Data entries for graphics
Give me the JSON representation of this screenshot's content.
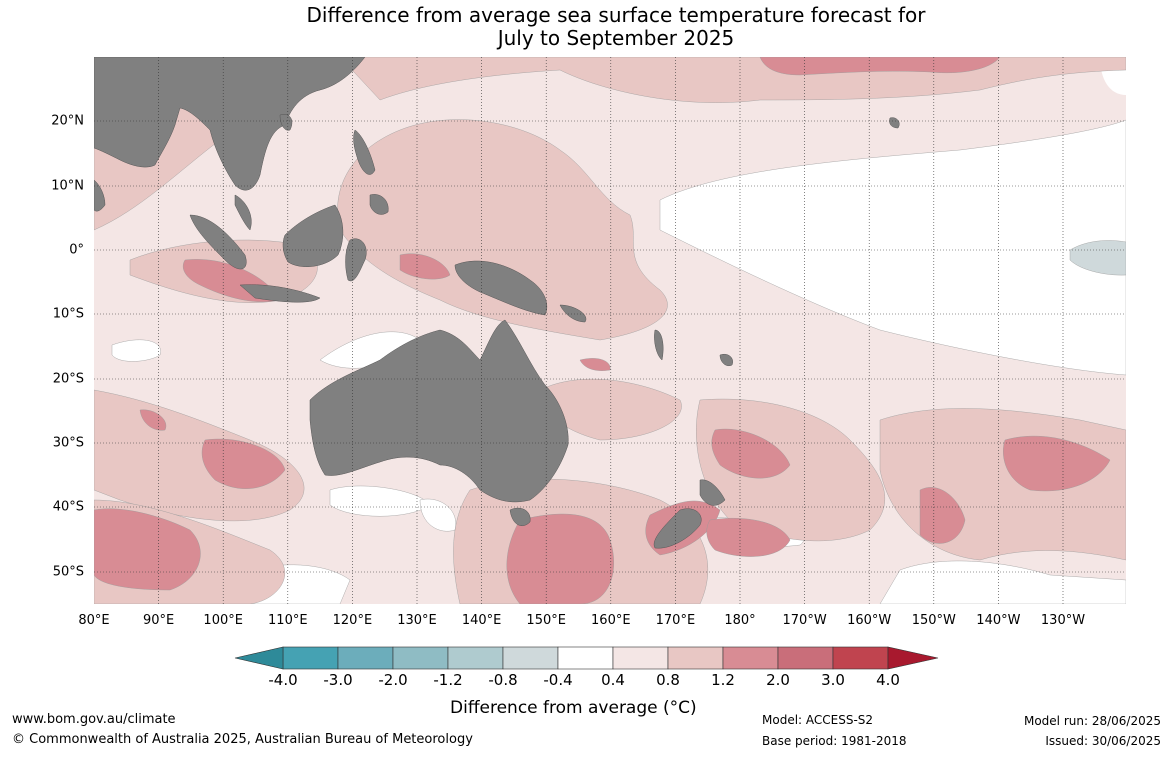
{
  "title": {
    "line1": "Difference from average sea surface temperature forecast for",
    "line2": "July to September 2025"
  },
  "map": {
    "longitude_labels": [
      "80°E",
      "90°E",
      "100°E",
      "110°E",
      "120°E",
      "130°E",
      "140°E",
      "150°E",
      "160°E",
      "170°E",
      "180°",
      "170°W",
      "160°W",
      "150°W",
      "140°W",
      "130°W"
    ],
    "latitude_labels": [
      "20°N",
      "10°N",
      "0°",
      "10°S",
      "20°S",
      "30°S",
      "40°S",
      "50°S"
    ],
    "land_color": "#808080",
    "ocean_color": "#ffffff"
  },
  "colorbar": {
    "title": "Difference from average (°C)",
    "tick_labels": [
      "-4.0",
      "-3.0",
      "-2.0",
      "-1.2",
      "-0.8",
      "-0.4",
      "0.4",
      "0.8",
      "1.2",
      "2.0",
      "3.0",
      "4.0"
    ],
    "colors": {
      "under": "#2e8a99",
      "c1": "#45a2b3",
      "c2": "#6cadbb",
      "c3": "#8fbcc4",
      "c4": "#afcbcf",
      "c5": "#cfd9db",
      "c6": "#ffffff",
      "c7": "#f4e6e5",
      "c8": "#e8c7c4",
      "c9": "#d88c94",
      "c10": "#c96e7a",
      "c11": "#c0444f",
      "over": "#a8192e"
    }
  },
  "footer": {
    "url": "www.bom.gov.au/climate",
    "copyright": "© Commonwealth of Australia 2025, Australian Bureau of Meteorology",
    "model": "Model: ACCESS-S2",
    "base_period": "Base period: 1981-2018",
    "model_run": "Model run: 28/06/2025",
    "issued": "Issued: 30/06/2025"
  }
}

• _Task brief_
Repeat the material above verbatim, with no pictures in the output.

• _Correct response_
Give me the JSON representation of this screenshot's content.
{
  "title": {
    "line1": "Difference from average sea surface temperature forecast for",
    "line2": "July to September 2025"
  },
  "map": {
    "longitude_labels": [
      "80°E",
      "90°E",
      "100°E",
      "110°E",
      "120°E",
      "130°E",
      "140°E",
      "150°E",
      "160°E",
      "170°E",
      "180°",
      "170°W",
      "160°W",
      "150°W",
      "140°W",
      "130°W"
    ],
    "latitude_labels": [
      "20°N",
      "10°N",
      "0°",
      "10°S",
      "20°S",
      "30°S",
      "40°S",
      "50°S"
    ],
    "land_color": "#808080",
    "ocean_color": "#ffffff"
  },
  "colorbar": {
    "title": "Difference from average (°C)",
    "tick_labels": [
      "-4.0",
      "-3.0",
      "-2.0",
      "-1.2",
      "-0.8",
      "-0.4",
      "0.4",
      "0.8",
      "1.2",
      "2.0",
      "3.0",
      "4.0"
    ],
    "colors": {
      "under": "#2e8a99",
      "c1": "#45a2b3",
      "c2": "#6cadbb",
      "c3": "#8fbcc4",
      "c4": "#afcbcf",
      "c5": "#cfd9db",
      "c6": "#ffffff",
      "c7": "#f4e6e5",
      "c8": "#e8c7c4",
      "c9": "#d88c94",
      "c10": "#c96e7a",
      "c11": "#c0444f",
      "over": "#a8192e"
    }
  },
  "footer": {
    "url": "www.bom.gov.au/climate",
    "copyright": "© Commonwealth of Australia 2025, Australian Bureau of Meteorology",
    "model": "Model: ACCESS-S2",
    "base_period": "Base period: 1981-2018",
    "model_run": "Model run: 28/06/2025",
    "issued": "Issued: 30/06/2025"
  }
}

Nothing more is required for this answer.